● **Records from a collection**
···
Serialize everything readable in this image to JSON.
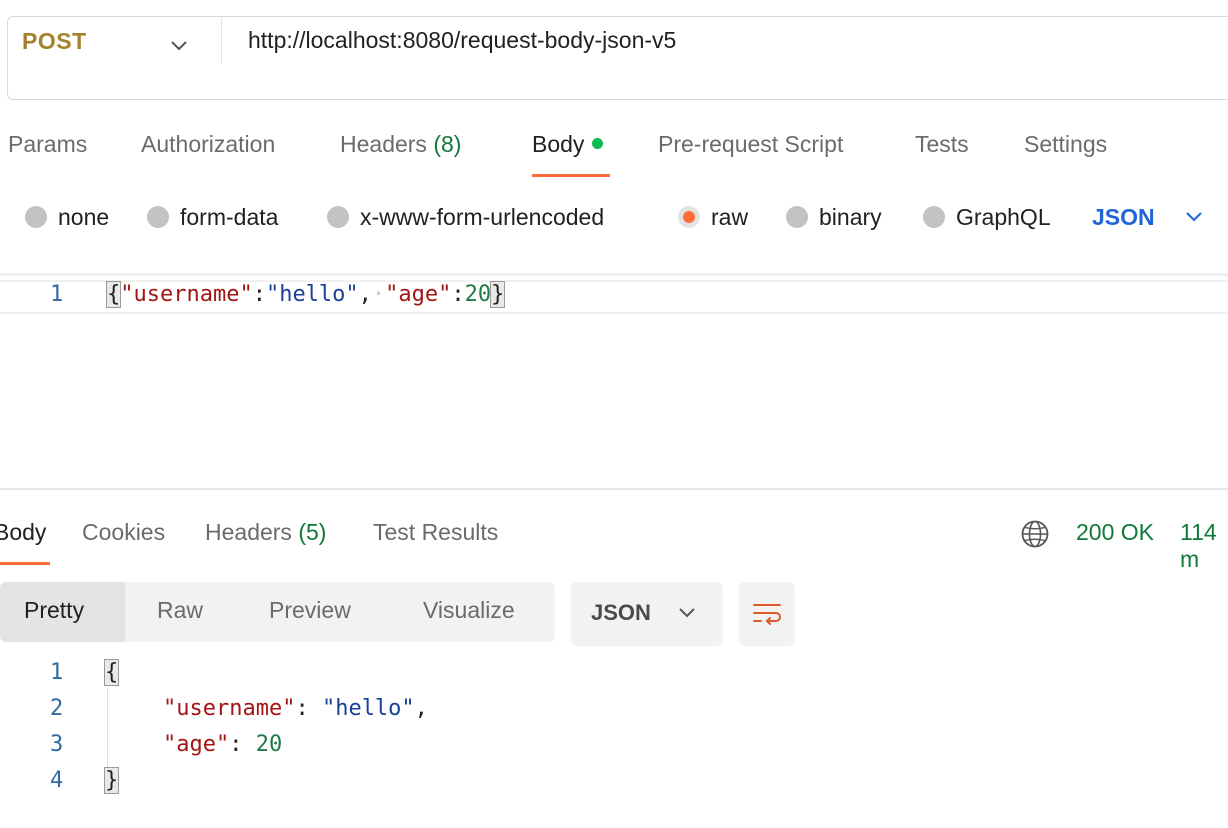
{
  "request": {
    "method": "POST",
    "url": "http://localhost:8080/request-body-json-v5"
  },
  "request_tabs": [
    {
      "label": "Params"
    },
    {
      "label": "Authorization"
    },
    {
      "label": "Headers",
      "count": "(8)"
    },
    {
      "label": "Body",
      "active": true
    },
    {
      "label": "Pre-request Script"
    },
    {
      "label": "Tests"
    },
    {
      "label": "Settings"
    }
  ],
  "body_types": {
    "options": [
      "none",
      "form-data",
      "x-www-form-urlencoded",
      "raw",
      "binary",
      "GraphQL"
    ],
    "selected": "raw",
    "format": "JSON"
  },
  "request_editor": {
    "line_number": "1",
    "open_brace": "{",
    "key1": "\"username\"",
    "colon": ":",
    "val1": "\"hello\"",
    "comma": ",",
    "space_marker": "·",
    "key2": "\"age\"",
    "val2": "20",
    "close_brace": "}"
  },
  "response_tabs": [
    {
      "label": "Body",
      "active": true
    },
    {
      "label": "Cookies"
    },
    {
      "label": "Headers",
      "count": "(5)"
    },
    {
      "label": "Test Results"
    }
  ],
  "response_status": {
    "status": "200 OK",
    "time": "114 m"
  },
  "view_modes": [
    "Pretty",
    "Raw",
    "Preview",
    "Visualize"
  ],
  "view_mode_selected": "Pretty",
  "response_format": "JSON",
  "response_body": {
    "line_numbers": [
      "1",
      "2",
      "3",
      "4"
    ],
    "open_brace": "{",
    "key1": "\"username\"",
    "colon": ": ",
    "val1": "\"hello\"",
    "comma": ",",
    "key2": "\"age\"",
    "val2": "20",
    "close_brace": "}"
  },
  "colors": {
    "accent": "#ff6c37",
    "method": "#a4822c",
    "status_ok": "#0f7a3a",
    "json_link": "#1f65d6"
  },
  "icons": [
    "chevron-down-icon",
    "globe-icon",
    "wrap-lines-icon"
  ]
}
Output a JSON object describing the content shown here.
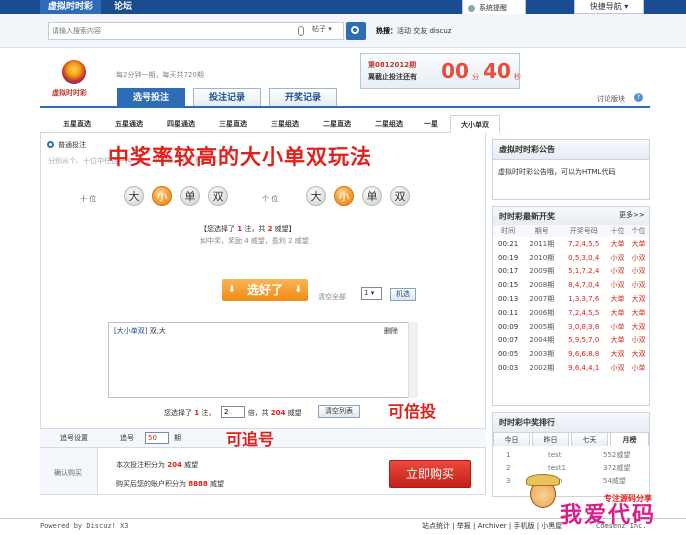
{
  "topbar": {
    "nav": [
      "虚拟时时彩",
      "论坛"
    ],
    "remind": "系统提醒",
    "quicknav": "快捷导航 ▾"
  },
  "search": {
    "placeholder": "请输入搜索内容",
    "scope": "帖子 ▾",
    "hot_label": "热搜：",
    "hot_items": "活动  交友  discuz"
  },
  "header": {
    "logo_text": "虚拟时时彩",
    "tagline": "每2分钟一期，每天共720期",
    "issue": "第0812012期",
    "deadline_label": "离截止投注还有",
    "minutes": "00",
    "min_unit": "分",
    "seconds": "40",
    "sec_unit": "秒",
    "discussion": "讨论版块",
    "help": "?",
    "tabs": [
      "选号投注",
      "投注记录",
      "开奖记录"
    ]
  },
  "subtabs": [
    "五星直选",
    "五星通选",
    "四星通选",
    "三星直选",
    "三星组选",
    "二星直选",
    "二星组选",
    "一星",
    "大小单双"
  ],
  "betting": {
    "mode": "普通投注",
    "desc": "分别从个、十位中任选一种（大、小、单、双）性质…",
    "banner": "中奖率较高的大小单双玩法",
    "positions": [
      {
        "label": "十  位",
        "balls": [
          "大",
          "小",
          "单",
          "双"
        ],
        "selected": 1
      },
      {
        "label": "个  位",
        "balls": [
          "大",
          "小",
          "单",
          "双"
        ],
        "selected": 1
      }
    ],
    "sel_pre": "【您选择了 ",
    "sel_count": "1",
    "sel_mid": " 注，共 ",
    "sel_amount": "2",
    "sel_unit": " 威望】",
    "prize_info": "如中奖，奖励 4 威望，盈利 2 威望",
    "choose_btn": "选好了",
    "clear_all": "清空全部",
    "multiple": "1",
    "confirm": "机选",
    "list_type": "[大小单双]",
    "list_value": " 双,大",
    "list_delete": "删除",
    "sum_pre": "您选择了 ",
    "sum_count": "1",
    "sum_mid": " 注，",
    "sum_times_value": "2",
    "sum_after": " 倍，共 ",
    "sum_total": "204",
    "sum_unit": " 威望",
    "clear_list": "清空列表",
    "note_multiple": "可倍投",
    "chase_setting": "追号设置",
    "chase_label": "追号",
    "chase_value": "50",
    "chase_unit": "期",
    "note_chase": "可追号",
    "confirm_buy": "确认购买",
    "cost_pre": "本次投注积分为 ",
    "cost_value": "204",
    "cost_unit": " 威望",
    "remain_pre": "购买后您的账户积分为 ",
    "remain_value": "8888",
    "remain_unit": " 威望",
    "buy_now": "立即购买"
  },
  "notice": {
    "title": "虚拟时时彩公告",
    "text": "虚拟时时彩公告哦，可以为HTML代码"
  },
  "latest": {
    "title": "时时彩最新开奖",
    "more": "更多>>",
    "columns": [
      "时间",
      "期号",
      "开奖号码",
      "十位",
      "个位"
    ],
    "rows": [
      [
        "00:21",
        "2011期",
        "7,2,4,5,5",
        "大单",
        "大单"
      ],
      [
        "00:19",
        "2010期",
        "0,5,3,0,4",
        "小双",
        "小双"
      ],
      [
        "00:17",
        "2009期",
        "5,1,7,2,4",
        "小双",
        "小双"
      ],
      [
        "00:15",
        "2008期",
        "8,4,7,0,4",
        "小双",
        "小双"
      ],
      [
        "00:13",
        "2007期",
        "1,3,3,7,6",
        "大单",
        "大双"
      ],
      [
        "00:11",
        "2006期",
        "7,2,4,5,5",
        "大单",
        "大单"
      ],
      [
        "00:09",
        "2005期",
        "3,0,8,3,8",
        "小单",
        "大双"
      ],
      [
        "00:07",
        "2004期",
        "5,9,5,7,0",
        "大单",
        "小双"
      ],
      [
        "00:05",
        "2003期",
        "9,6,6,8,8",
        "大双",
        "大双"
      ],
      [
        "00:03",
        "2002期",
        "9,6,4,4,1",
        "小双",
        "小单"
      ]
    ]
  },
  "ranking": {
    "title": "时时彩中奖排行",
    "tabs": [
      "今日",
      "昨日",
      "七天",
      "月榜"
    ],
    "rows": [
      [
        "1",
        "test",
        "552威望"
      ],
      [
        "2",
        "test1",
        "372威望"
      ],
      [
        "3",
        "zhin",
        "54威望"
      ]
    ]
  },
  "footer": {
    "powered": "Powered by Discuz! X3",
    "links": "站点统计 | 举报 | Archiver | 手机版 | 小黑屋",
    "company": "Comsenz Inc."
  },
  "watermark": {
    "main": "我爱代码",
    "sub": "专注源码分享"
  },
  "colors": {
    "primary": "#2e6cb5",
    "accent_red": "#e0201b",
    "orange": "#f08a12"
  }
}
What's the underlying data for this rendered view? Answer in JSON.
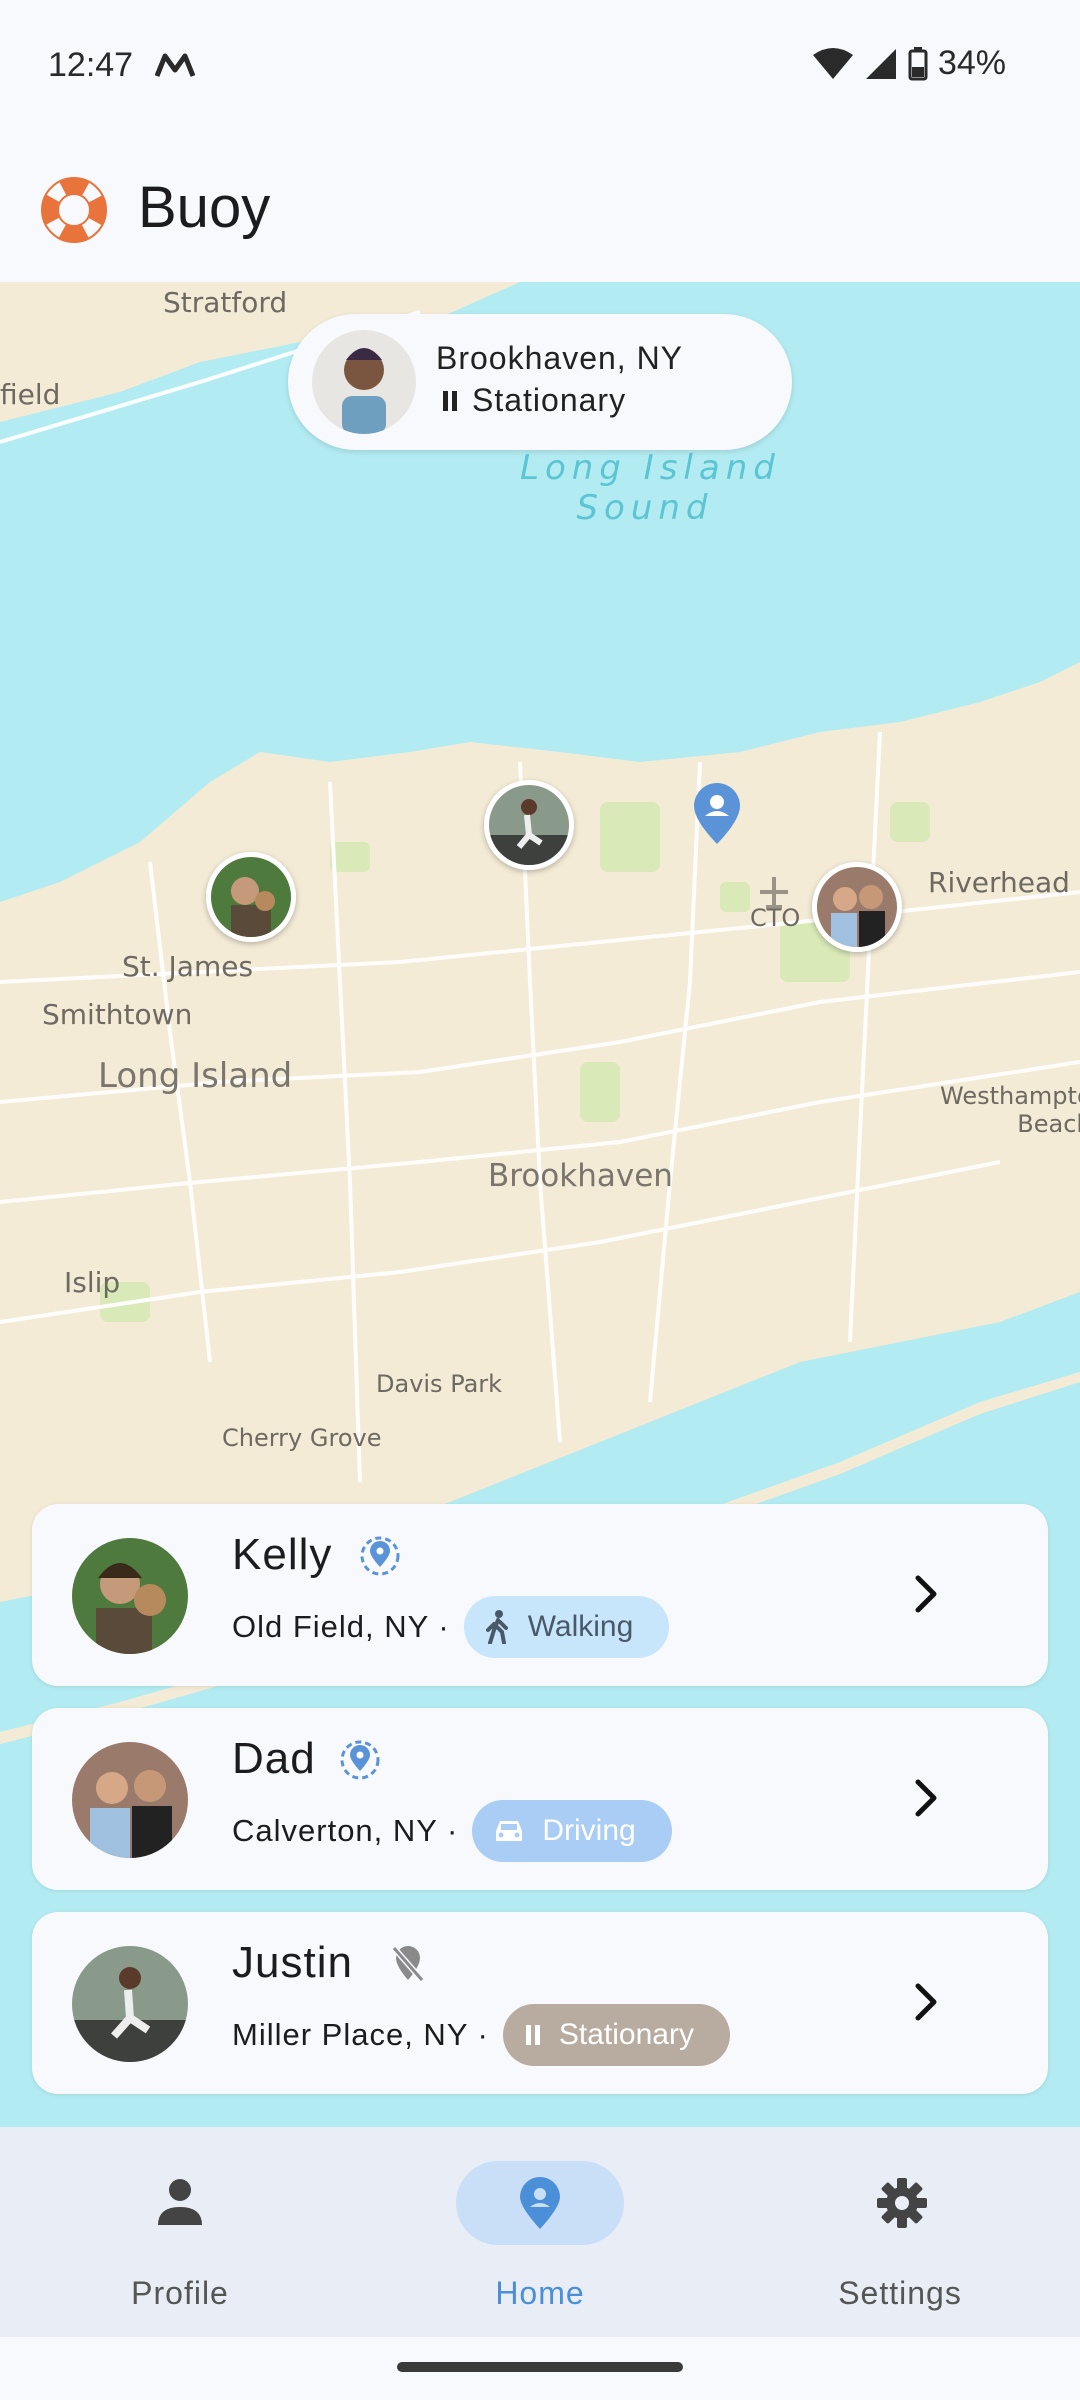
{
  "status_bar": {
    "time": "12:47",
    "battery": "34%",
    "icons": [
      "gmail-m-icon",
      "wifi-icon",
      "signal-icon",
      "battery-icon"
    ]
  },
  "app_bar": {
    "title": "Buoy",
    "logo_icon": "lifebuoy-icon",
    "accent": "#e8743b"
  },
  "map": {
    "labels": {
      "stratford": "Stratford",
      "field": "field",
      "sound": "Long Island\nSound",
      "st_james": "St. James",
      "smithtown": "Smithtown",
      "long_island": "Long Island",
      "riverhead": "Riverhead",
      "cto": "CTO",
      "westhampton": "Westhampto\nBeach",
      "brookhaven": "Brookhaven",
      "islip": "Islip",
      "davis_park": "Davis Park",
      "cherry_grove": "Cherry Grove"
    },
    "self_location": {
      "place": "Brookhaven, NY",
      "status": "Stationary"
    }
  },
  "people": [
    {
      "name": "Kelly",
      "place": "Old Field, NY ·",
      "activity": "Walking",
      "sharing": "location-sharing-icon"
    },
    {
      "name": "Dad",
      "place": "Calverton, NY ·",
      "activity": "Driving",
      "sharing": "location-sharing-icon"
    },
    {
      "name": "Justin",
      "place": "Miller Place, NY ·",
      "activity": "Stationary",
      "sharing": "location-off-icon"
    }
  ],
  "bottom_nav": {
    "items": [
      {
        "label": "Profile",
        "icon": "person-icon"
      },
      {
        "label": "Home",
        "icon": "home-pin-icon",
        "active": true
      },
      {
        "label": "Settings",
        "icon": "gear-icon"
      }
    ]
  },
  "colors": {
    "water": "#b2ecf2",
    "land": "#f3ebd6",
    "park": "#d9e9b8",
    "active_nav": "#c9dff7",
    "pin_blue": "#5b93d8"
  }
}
···
● **TO DO**
Please reproduce nothing but the lines from the one containing "What's the underlying" through the closing line of the listing, retyped word for word, pictures excluded.

● **FULL SOLUTION**
What's the underlying data for this rendered view? Answer in JSON.
{
  "status_bar": {
    "time": "12:47",
    "battery": "34%",
    "icons": [
      "gmail-m-icon",
      "wifi-icon",
      "signal-icon",
      "battery-icon"
    ]
  },
  "app_bar": {
    "title": "Buoy",
    "logo_icon": "lifebuoy-icon",
    "accent": "#e8743b"
  },
  "map": {
    "labels": {
      "stratford": "Stratford",
      "field": "field",
      "sound": "Long Island\nSound",
      "st_james": "St. James",
      "smithtown": "Smithtown",
      "long_island": "Long Island",
      "riverhead": "Riverhead",
      "cto": "CTO",
      "westhampton": "Westhampto\nBeach",
      "brookhaven": "Brookhaven",
      "islip": "Islip",
      "davis_park": "Davis Park",
      "cherry_grove": "Cherry Grove"
    },
    "self_location": {
      "place": "Brookhaven, NY",
      "status": "Stationary"
    }
  },
  "people": [
    {
      "name": "Kelly",
      "place": "Old Field, NY ·",
      "activity": "Walking",
      "sharing": "location-sharing-icon"
    },
    {
      "name": "Dad",
      "place": "Calverton, NY ·",
      "activity": "Driving",
      "sharing": "location-sharing-icon"
    },
    {
      "name": "Justin",
      "place": "Miller Place, NY ·",
      "activity": "Stationary",
      "sharing": "location-off-icon"
    }
  ],
  "bottom_nav": {
    "items": [
      {
        "label": "Profile",
        "icon": "person-icon"
      },
      {
        "label": "Home",
        "icon": "home-pin-icon",
        "active": true
      },
      {
        "label": "Settings",
        "icon": "gear-icon"
      }
    ]
  },
  "colors": {
    "water": "#b2ecf2",
    "land": "#f3ebd6",
    "park": "#d9e9b8",
    "active_nav": "#c9dff7",
    "pin_blue": "#5b93d8"
  }
}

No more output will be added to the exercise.